# start of WORKING DATA

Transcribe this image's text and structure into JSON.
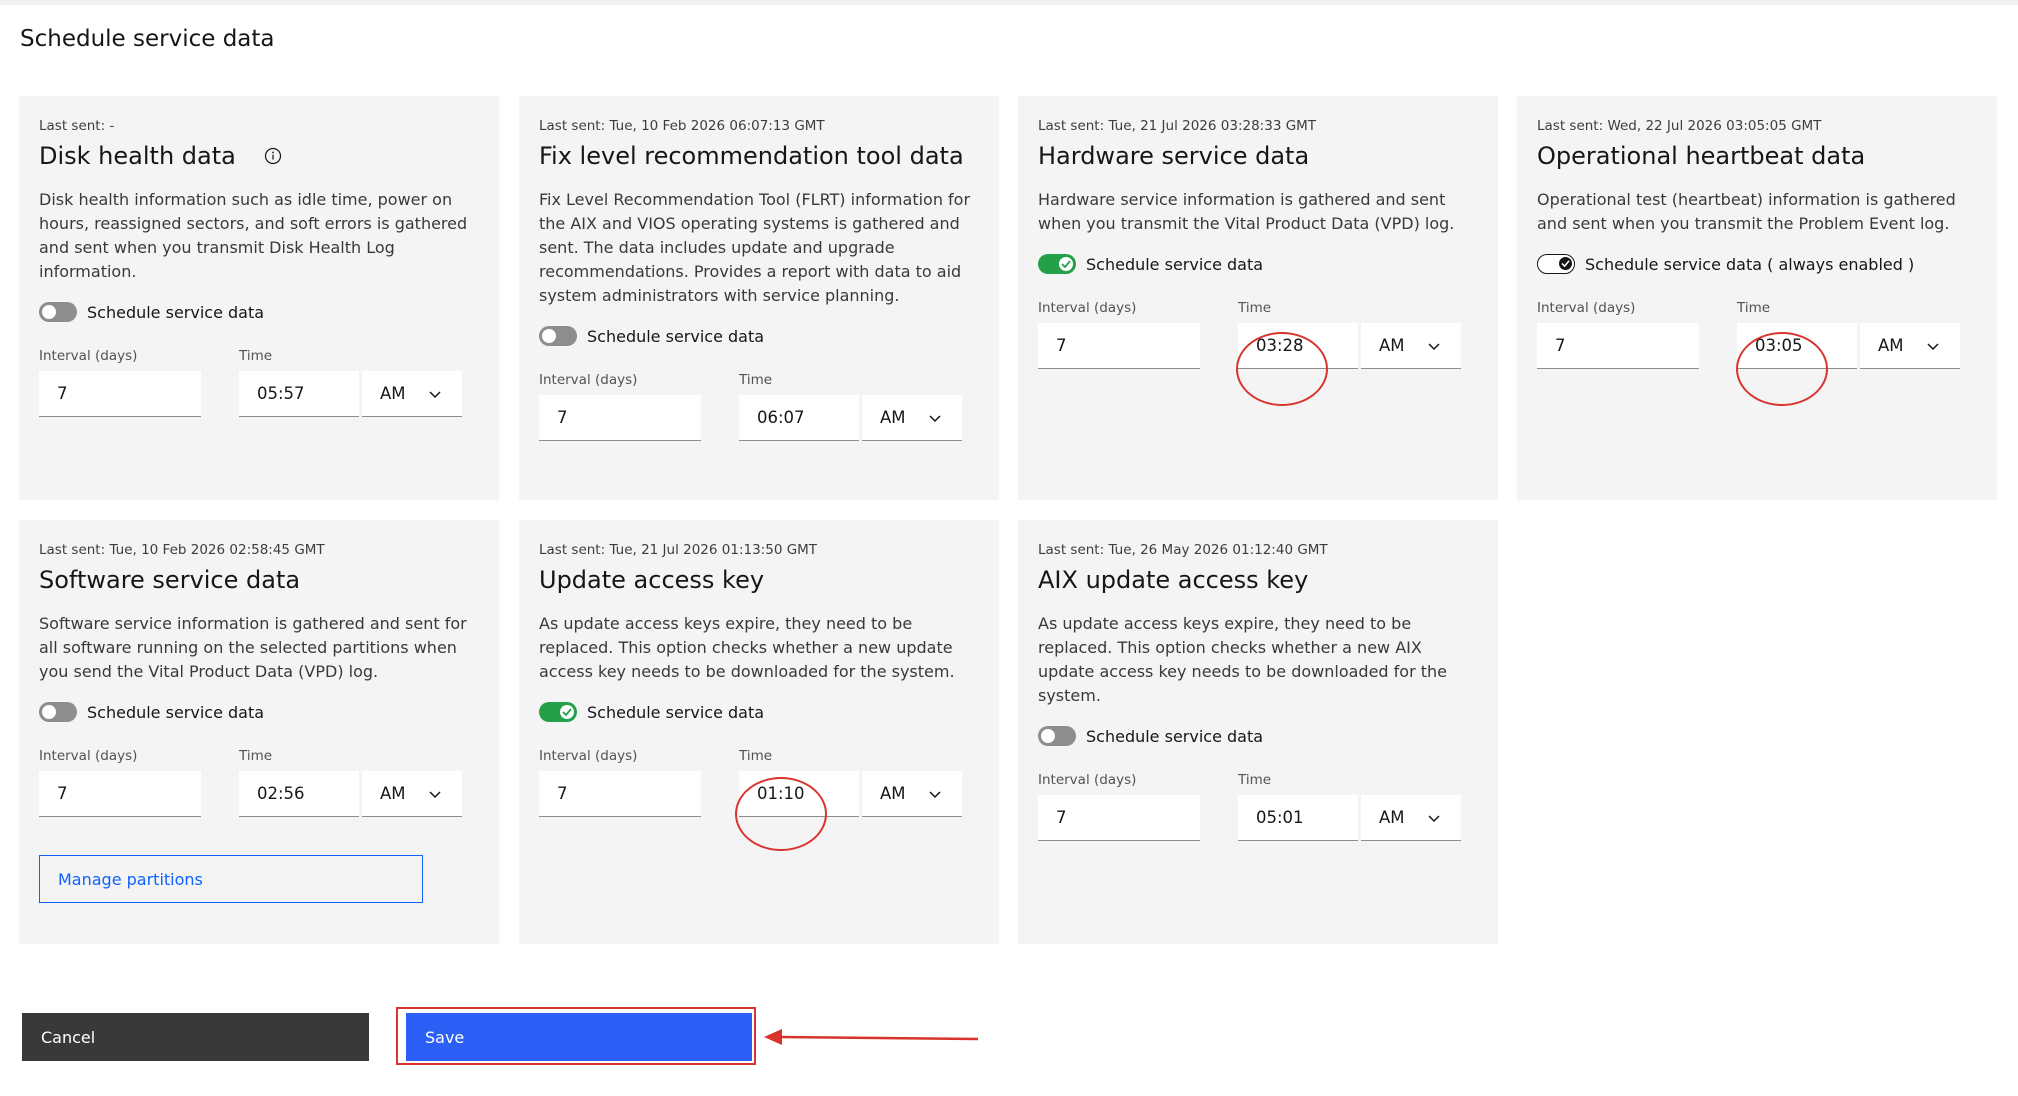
{
  "page": {
    "title": "Schedule service data"
  },
  "cards": {
    "disk": {
      "last_sent": "Last sent: -",
      "title": "Disk health data",
      "description": "Disk health information such as idle time, power on hours, reassigned sectors, and soft errors is gathered and sent when you transmit Disk Health Log information.",
      "toggle_label": "Schedule service data",
      "toggle_on": false,
      "interval_label": "Interval (days)",
      "interval": "7",
      "time_label": "Time",
      "time": "05:57",
      "ampm": "AM"
    },
    "flrt": {
      "last_sent": "Last sent: Tue, 10 Feb 2026 06:07:13 GMT",
      "title": "Fix level recommendation tool data",
      "description": "Fix Level Recommendation Tool (FLRT) information for the AIX and VIOS operating systems is gathered and sent. The data includes update and upgrade recommendations. Provides a report with data to aid system administrators with service planning.",
      "toggle_label": "Schedule service data",
      "toggle_on": false,
      "interval_label": "Interval (days)",
      "interval": "7",
      "time_label": "Time",
      "time": "06:07",
      "ampm": "AM"
    },
    "hardware": {
      "last_sent": "Last sent: Tue, 21 Jul 2026 03:28:33 GMT",
      "title": "Hardware service data",
      "description": "Hardware service information is gathered and sent when you transmit the Vital Product Data (VPD) log.",
      "toggle_label": "Schedule service data",
      "toggle_on": true,
      "interval_label": "Interval (days)",
      "interval": "7",
      "time_label": "Time",
      "time": "03:28",
      "ampm": "AM"
    },
    "heartbeat": {
      "last_sent": "Last sent: Wed, 22 Jul 2026 03:05:05 GMT",
      "title": "Operational heartbeat data",
      "description": "Operational test (heartbeat) information is gathered and sent when you transmit the Problem Event log.",
      "toggle_label": "Schedule service data ( always enabled )",
      "toggle_on": true,
      "interval_label": "Interval (days)",
      "interval": "7",
      "time_label": "Time",
      "time": "03:05",
      "ampm": "AM"
    },
    "software": {
      "last_sent": "Last sent: Tue, 10 Feb 2026 02:58:45 GMT",
      "title": "Software service data",
      "description": "Software service information is gathered and sent for all software running on the selected partitions when you send the Vital Product Data (VPD) log.",
      "toggle_label": "Schedule service data",
      "toggle_on": false,
      "interval_label": "Interval (days)",
      "interval": "7",
      "time_label": "Time",
      "time": "02:56",
      "ampm": "AM",
      "manage_label": "Manage partitions"
    },
    "uak": {
      "last_sent": "Last sent: Tue, 21 Jul 2026 01:13:50 GMT",
      "title": "Update access key",
      "description": "As update access keys expire, they need to be replaced. This option checks whether a new update access key needs to be downloaded for the system.",
      "toggle_label": "Schedule service data",
      "toggle_on": true,
      "interval_label": "Interval (days)",
      "interval": "7",
      "time_label": "Time",
      "time": "01:10",
      "ampm": "AM"
    },
    "aix": {
      "last_sent": "Last sent: Tue, 26 May 2026 01:12:40 GMT",
      "title": "AIX update access key",
      "description": "As update access keys expire, they need to be replaced. This option checks whether a new AIX update access key needs to be downloaded for the system.",
      "toggle_label": "Schedule service data",
      "toggle_on": false,
      "interval_label": "Interval (days)",
      "interval": "7",
      "time_label": "Time",
      "time": "05:01",
      "ampm": "AM"
    }
  },
  "actions": {
    "cancel_label": "Cancel",
    "save_label": "Save"
  },
  "colors": {
    "accent": "#2b5ff5",
    "toggle_on": "#24a148",
    "annotation": "#d9332e",
    "card_bg": "#f4f4f4"
  },
  "icons": {
    "info": "info-icon",
    "chevron": "chevron-down-icon",
    "checkmark": "checkmark-icon",
    "arrow": "arrow-left-icon"
  }
}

# end of WORKING DATA

EXERCISE OBJECTIVE: Reproduce each entry verbatim, excluding any embedded images.

SOLUTION TO THIS TASK:
Transcribe this image's text and structure into JSON.
{
  "page": {
    "title": "Schedule service data"
  },
  "cards": {
    "disk": {
      "last_sent": "Last sent: -",
      "title": "Disk health data",
      "description": "Disk health information such as idle time, power on hours, reassigned sectors, and soft errors is gathered and sent when you transmit Disk Health Log information.",
      "toggle_label": "Schedule service data",
      "toggle_on": false,
      "interval_label": "Interval (days)",
      "interval": "7",
      "time_label": "Time",
      "time": "05:57",
      "ampm": "AM"
    },
    "flrt": {
      "last_sent": "Last sent: Tue, 10 Feb 2026 06:07:13 GMT",
      "title": "Fix level recommendation tool data",
      "description": "Fix Level Recommendation Tool (FLRT) information for the AIX and VIOS operating systems is gathered and sent. The data includes update and upgrade recommendations. Provides a report with data to aid system administrators with service planning.",
      "toggle_label": "Schedule service data",
      "toggle_on": false,
      "interval_label": "Interval (days)",
      "interval": "7",
      "time_label": "Time",
      "time": "06:07",
      "ampm": "AM"
    },
    "hardware": {
      "last_sent": "Last sent: Tue, 21 Jul 2026 03:28:33 GMT",
      "title": "Hardware service data",
      "description": "Hardware service information is gathered and sent when you transmit the Vital Product Data (VPD) log.",
      "toggle_label": "Schedule service data",
      "toggle_on": true,
      "interval_label": "Interval (days)",
      "interval": "7",
      "time_label": "Time",
      "time": "03:28",
      "ampm": "AM"
    },
    "heartbeat": {
      "last_sent": "Last sent: Wed, 22 Jul 2026 03:05:05 GMT",
      "title": "Operational heartbeat data",
      "description": "Operational test (heartbeat) information is gathered and sent when you transmit the Problem Event log.",
      "toggle_label": "Schedule service data ( always enabled )",
      "toggle_on": true,
      "interval_label": "Interval (days)",
      "interval": "7",
      "time_label": "Time",
      "time": "03:05",
      "ampm": "AM"
    },
    "software": {
      "last_sent": "Last sent: Tue, 10 Feb 2026 02:58:45 GMT",
      "title": "Software service data",
      "description": "Software service information is gathered and sent for all software running on the selected partitions when you send the Vital Product Data (VPD) log.",
      "toggle_label": "Schedule service data",
      "toggle_on": false,
      "interval_label": "Interval (days)",
      "interval": "7",
      "time_label": "Time",
      "time": "02:56",
      "ampm": "AM",
      "manage_label": "Manage partitions"
    },
    "uak": {
      "last_sent": "Last sent: Tue, 21 Jul 2026 01:13:50 GMT",
      "title": "Update access key",
      "description": "As update access keys expire, they need to be replaced. This option checks whether a new update access key needs to be downloaded for the system.",
      "toggle_label": "Schedule service data",
      "toggle_on": true,
      "interval_label": "Interval (days)",
      "interval": "7",
      "time_label": "Time",
      "time": "01:10",
      "ampm": "AM"
    },
    "aix": {
      "last_sent": "Last sent: Tue, 26 May 2026 01:12:40 GMT",
      "title": "AIX update access key",
      "description": "As update access keys expire, they need to be replaced. This option checks whether a new AIX update access key needs to be downloaded for the system.",
      "toggle_label": "Schedule service data",
      "toggle_on": false,
      "interval_label": "Interval (days)",
      "interval": "7",
      "time_label": "Time",
      "time": "05:01",
      "ampm": "AM"
    }
  },
  "actions": {
    "cancel_label": "Cancel",
    "save_label": "Save"
  },
  "colors": {
    "accent": "#2b5ff5",
    "toggle_on": "#24a148",
    "annotation": "#d9332e",
    "card_bg": "#f4f4f4"
  },
  "icons": {
    "info": "info-icon",
    "chevron": "chevron-down-icon",
    "checkmark": "checkmark-icon",
    "arrow": "arrow-left-icon"
  }
}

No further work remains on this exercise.